_YOUR INSTRUCTIONS_. Print the listing in its entirety and exactly, leaving out images.

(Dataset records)

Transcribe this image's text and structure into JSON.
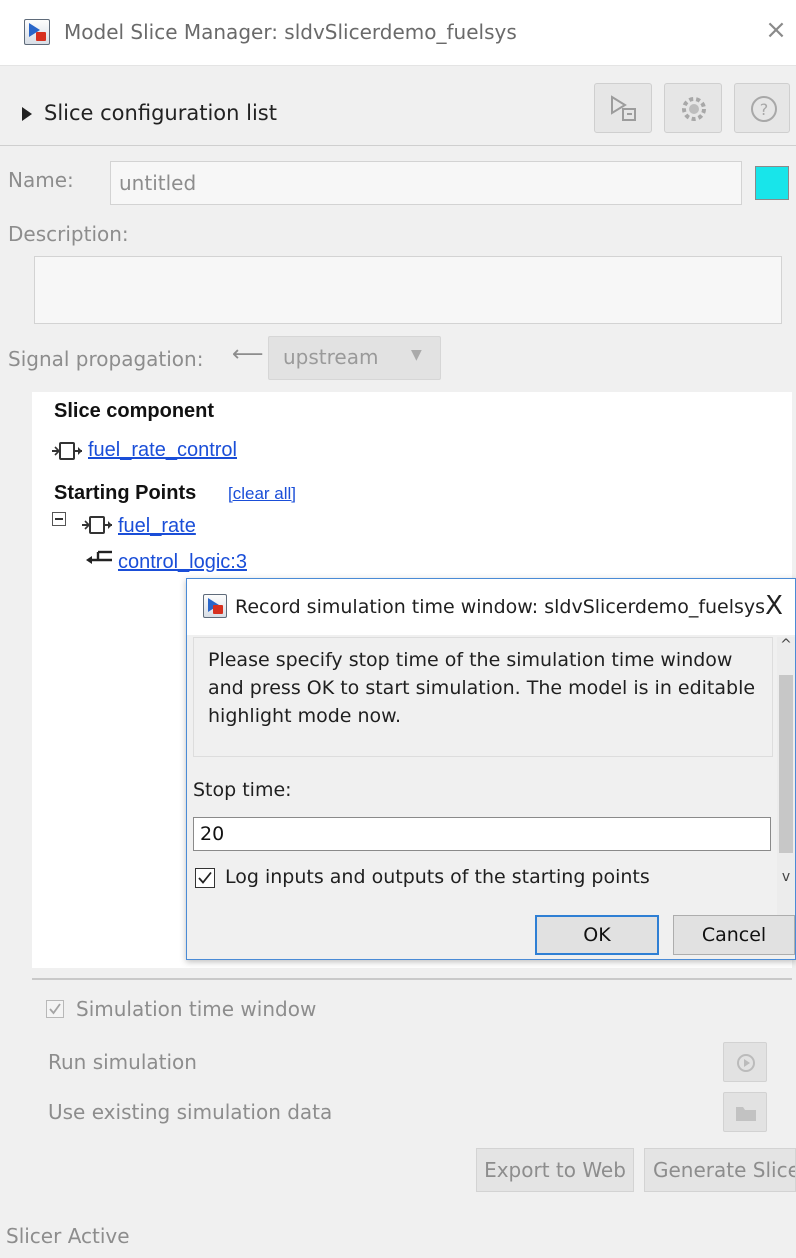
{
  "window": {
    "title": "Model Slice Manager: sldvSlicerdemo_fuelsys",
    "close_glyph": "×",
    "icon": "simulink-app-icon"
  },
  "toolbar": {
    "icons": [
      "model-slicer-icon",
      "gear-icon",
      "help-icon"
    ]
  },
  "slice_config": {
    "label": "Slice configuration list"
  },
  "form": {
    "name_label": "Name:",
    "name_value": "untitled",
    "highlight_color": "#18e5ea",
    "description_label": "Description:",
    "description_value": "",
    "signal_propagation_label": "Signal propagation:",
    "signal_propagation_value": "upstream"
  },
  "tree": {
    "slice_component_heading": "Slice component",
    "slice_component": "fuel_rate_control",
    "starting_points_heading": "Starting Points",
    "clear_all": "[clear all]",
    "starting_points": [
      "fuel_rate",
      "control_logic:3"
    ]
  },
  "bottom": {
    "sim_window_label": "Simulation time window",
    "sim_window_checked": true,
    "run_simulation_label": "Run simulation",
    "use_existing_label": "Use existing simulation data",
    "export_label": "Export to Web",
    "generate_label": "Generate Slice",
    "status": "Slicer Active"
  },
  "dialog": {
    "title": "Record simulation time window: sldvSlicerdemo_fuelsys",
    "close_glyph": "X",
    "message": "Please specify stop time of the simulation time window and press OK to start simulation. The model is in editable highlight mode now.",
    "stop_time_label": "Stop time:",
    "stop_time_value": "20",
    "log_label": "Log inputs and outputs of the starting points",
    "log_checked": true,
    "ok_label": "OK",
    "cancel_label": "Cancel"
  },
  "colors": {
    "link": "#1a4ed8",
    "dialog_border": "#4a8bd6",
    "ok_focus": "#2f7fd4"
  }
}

_OUTPUT FOR THIS EXERCISE_.
Transcribe this image's text and structure into JSON.
{
  "window": {
    "title": "Model Slice Manager: sldvSlicerdemo_fuelsys",
    "close_glyph": "×",
    "icon": "simulink-app-icon"
  },
  "toolbar": {
    "icons": [
      "model-slicer-icon",
      "gear-icon",
      "help-icon"
    ]
  },
  "slice_config": {
    "label": "Slice configuration list"
  },
  "form": {
    "name_label": "Name:",
    "name_value": "untitled",
    "highlight_color": "#18e5ea",
    "description_label": "Description:",
    "description_value": "",
    "signal_propagation_label": "Signal propagation:",
    "signal_propagation_value": "upstream"
  },
  "tree": {
    "slice_component_heading": "Slice component",
    "slice_component": "fuel_rate_control",
    "starting_points_heading": "Starting Points",
    "clear_all": "[clear all]",
    "starting_points": [
      "fuel_rate",
      "control_logic:3"
    ]
  },
  "bottom": {
    "sim_window_label": "Simulation time window",
    "sim_window_checked": true,
    "run_simulation_label": "Run simulation",
    "use_existing_label": "Use existing simulation data",
    "export_label": "Export to Web",
    "generate_label": "Generate Slice",
    "status": "Slicer Active"
  },
  "dialog": {
    "title": "Record simulation time window: sldvSlicerdemo_fuelsys",
    "close_glyph": "X",
    "message": "Please specify stop time of the simulation time window and press OK to start simulation. The model is in editable highlight mode now.",
    "stop_time_label": "Stop time:",
    "stop_time_value": "20",
    "log_label": "Log inputs and outputs of the starting points",
    "log_checked": true,
    "ok_label": "OK",
    "cancel_label": "Cancel"
  },
  "colors": {
    "link": "#1a4ed8",
    "dialog_border": "#4a8bd6",
    "ok_focus": "#2f7fd4"
  }
}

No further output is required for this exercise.